● **EXCERPTED PASSAGE**
>>>>>

CSE 444 Practice Problems
DBMS Architecture
1. Data Independence
   (a) What is physical data independence?
       Solution:
       Physical data independence is a property of a DBMS that ensures decoupling between the physical
       layout of data and applications which access it. In other words, with physical independence,
       applications are insulated from changes in physical storage details: changes in how the data is
       stored do not cause application changes.
  (b) What properties of the relational model facilitate physical data independence?
      Solution:
      Declarative query language or set-at-a-time query language.
                                                1
(c) What is logical data independence?
    Solution:
    Logical data independence is a property of a DBMS that ensures decoupling between the logical
    structure of data and applications that operate on it. With this property, changes in the logical
    data layout like tables, rows, and columns do not require application to be changed.
(d) How can one provide a high level of logical data independence with the relational model?
    Solution:
    By defining views.
                                              2
2. High-Level DBMS Architecture
  You should know the key components of a relational DBMS. Please see the lecture notes for an overview.
  You should also be able to discuss what you implemented in the labs. For example, we could ask you
  for a high-level description of your buffer manager.
                                                 3
3. Data Storage and Indexing
  You should be able to show what happens when one adds/removes data to/from a B+ Tree. Please
  see the web quizzes for some good examples.
                                            4
4. Data Storage and Indexing
  Suppose we have a relation R(a,b,c,d,e) and there are at least 1000 distinct values for each of the
  attributes.
  Consider each of the following query workloads, independently of each other. If it is possible to speed it
  up significantly by adding up to two additional indexes to relation R, specify for each index (1) which
  attribute or set of attributes form the search key of the index, (2) if the index should be clustered or
  unclustered, (3) if the index should be a hash-based index or a B+-tree. You may add at most two
  new indexes. If adding a new index would not make a significant difference, you should say so. Give a
  brief justification for your answers.
   (a) 100,000 queries have the form: select * from R where b <?
       10,000 queries have the form: select * from R where c =?
       Solution:
       Since we need efficient range-queries on R(b), we definitely want a clustered, B+-tree index on
       R(b).
       For the second query, an index on R(c) will help. It can be either a B+-tree or a hash-based index
       since queries look-up specific key values. The index must be unclustered since the index on R(b)
       is clustered. That is fine, however, since queries will look-up specific key values and we know that
       there are many distinct values in the relation.

<<<<<

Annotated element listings
>>>>>

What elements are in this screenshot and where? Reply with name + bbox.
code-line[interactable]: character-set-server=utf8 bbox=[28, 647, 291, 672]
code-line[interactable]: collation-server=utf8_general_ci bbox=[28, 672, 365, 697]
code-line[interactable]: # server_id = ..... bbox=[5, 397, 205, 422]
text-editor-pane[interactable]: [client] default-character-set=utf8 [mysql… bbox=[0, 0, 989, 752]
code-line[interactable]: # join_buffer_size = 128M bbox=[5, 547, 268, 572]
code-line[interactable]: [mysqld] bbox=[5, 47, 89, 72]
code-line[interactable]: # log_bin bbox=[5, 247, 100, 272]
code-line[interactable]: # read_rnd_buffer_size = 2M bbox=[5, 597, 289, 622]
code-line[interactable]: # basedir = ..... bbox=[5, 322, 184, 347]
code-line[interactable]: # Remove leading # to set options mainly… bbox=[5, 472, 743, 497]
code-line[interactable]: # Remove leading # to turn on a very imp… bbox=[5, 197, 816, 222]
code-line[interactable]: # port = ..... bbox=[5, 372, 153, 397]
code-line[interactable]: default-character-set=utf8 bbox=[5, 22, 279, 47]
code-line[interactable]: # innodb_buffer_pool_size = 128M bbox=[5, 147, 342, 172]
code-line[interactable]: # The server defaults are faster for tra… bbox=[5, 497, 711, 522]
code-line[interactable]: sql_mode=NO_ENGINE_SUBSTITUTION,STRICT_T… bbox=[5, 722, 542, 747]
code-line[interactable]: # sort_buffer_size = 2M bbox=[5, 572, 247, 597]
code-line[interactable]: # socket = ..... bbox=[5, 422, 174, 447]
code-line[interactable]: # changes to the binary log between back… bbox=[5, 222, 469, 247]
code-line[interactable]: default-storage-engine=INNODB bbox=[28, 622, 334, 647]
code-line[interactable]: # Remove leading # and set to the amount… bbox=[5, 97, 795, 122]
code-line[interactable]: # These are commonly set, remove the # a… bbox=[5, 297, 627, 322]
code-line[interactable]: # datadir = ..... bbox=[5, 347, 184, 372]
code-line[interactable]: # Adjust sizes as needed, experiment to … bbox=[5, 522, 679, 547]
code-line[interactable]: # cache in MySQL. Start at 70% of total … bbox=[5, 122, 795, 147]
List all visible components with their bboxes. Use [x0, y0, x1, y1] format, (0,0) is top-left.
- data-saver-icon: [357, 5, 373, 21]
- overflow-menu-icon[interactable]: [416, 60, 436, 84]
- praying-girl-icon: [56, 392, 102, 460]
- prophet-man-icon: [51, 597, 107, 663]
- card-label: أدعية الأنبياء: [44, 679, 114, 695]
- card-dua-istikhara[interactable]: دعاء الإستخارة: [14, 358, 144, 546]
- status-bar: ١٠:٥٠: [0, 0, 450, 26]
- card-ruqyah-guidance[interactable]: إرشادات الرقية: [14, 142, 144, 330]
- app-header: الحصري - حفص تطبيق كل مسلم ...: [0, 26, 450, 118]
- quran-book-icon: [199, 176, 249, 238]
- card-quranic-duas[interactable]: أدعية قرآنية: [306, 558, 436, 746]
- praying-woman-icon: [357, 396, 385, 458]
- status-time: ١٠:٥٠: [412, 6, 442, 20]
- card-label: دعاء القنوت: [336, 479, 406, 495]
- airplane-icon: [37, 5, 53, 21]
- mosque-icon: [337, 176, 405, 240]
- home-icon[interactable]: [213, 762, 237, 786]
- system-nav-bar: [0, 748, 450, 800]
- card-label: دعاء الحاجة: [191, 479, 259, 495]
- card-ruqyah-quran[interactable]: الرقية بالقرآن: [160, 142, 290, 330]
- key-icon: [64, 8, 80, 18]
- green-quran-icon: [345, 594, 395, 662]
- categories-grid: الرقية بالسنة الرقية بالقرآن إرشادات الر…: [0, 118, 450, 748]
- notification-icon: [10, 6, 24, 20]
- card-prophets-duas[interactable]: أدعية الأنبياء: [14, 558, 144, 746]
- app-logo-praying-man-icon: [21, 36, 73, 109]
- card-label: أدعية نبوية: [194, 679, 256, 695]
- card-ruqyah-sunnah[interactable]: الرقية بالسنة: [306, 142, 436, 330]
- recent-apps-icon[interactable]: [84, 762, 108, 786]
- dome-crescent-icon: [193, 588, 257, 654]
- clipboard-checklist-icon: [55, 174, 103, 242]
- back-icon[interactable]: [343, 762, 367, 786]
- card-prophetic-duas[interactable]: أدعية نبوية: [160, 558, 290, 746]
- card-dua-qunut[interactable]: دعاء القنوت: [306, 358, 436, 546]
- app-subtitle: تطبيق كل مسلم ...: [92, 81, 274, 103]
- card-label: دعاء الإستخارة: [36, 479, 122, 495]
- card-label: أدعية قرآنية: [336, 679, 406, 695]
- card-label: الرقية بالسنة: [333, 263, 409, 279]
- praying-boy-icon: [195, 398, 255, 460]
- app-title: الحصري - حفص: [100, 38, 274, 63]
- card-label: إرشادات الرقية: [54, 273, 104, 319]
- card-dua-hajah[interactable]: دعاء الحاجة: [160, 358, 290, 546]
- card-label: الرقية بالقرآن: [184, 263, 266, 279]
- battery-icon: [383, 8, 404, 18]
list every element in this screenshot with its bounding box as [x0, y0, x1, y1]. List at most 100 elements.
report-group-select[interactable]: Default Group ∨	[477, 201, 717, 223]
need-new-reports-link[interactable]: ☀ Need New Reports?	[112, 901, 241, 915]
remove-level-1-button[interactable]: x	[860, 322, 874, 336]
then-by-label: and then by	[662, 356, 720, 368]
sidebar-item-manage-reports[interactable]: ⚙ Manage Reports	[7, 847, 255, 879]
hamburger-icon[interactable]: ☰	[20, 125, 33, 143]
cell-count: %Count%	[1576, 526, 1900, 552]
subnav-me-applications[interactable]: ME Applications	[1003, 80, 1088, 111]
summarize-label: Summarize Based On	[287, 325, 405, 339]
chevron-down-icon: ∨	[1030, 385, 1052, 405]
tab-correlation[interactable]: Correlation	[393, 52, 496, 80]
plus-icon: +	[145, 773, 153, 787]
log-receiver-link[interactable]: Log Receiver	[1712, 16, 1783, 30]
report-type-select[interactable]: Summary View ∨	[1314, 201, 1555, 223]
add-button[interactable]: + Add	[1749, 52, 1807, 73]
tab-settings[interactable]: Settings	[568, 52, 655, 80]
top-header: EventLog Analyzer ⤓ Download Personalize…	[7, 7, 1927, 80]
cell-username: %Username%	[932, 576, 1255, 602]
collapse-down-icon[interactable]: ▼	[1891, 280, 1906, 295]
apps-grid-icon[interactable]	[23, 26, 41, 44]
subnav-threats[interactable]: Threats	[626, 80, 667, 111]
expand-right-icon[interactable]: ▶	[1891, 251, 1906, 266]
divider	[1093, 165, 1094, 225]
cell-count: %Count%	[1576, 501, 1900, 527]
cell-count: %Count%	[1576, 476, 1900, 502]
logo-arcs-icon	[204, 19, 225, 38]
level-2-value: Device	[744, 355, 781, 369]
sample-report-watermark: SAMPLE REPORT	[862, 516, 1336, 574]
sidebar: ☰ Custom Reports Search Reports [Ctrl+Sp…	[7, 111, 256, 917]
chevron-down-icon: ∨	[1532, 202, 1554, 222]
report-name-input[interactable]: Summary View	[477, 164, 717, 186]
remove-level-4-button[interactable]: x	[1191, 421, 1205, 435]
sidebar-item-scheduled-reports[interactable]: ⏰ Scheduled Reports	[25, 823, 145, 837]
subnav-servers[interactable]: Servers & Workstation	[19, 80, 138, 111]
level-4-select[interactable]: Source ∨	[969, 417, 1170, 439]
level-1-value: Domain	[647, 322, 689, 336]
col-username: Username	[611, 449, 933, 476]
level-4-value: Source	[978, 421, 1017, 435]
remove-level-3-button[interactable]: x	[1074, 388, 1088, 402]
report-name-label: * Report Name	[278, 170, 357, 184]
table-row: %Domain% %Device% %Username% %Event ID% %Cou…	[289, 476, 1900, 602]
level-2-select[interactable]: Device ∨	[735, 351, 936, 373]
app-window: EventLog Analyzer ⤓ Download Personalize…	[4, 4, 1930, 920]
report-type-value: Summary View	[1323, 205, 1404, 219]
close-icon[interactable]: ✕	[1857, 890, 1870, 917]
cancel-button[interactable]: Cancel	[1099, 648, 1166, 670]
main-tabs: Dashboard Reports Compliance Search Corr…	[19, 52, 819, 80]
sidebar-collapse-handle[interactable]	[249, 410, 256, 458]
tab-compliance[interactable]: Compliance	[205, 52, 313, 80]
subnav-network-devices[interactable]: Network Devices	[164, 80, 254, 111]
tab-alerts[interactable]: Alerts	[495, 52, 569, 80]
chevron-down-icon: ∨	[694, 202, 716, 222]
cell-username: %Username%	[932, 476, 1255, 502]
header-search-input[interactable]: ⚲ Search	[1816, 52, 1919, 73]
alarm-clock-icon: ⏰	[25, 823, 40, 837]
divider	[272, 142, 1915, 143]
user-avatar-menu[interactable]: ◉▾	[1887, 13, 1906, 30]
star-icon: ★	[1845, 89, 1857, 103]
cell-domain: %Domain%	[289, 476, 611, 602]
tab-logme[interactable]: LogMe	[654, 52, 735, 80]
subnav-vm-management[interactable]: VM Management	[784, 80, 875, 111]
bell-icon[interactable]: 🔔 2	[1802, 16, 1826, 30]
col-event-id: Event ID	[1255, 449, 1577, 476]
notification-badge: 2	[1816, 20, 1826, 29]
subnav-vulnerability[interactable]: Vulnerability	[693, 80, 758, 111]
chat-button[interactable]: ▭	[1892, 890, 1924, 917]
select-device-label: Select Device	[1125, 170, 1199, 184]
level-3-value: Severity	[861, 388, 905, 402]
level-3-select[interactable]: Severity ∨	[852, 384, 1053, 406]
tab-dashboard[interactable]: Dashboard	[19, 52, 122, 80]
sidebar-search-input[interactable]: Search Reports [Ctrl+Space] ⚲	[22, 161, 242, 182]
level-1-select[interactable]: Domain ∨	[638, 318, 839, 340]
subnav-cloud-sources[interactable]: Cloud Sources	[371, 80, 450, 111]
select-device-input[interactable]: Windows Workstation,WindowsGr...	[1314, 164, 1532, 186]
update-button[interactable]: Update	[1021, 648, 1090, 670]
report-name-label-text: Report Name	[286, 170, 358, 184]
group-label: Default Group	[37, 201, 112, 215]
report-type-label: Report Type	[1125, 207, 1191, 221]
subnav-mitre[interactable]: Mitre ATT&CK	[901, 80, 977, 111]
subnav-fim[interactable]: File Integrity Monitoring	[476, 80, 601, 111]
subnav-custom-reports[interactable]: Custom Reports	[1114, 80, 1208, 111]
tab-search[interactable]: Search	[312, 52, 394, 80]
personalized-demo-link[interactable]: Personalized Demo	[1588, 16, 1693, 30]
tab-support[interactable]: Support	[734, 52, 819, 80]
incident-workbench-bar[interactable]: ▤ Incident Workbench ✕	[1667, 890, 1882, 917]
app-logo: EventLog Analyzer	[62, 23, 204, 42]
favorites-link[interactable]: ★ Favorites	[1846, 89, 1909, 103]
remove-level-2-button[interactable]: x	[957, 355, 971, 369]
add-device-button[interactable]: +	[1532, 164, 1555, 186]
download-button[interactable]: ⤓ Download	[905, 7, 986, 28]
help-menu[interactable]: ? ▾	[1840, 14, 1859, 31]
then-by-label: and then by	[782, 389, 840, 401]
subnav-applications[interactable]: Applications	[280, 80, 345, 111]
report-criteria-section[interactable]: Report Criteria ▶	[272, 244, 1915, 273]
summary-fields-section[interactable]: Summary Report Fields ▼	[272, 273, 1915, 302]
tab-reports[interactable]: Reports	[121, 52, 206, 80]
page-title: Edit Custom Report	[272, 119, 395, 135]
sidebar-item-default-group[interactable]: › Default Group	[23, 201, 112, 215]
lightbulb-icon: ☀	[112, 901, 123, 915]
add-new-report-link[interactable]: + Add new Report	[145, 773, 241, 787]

<<<<<

● **EXERCISE INSTRUCTIONS**
1. From the CSE 444 practice problems, return the passage that starts with "(d) How can" and goes on through "some good examples.".
2. Answer these questions using the CSE 444 practice problems:
(a) According to the solution, how can one provide a high level of logical data independence with the relational model?
(b) How many distinct values does relation R(a,b,c,d,e) have for each attribute, at minimum?
(c) What kind of index does the solution say is definitely wanted on R(b)?

● **SOLUTIONS TO THE PROBLEMS**
1.
(d) How can one provide a high level of logical data independence with the relational model?
    Solution:
    By defining views.
                                              2
2. High-Level DBMS Architecture
  You should know the key components of a relational DBMS. Please see the lecture notes for an overview.
  You should also be able to discuss what you implemented in the labs. For example, we could ask you
  for a high-level description of your buffer manager.
                                                 3
3. Data Storage and Indexing
  You should be able to show what happens when one adds/removes data to/from a B+ Tree. Please
  see the web quizzes for some good examples.

2.
(a) By defining views.
(b) At least 1000.
(c) A clustered B+-tree index.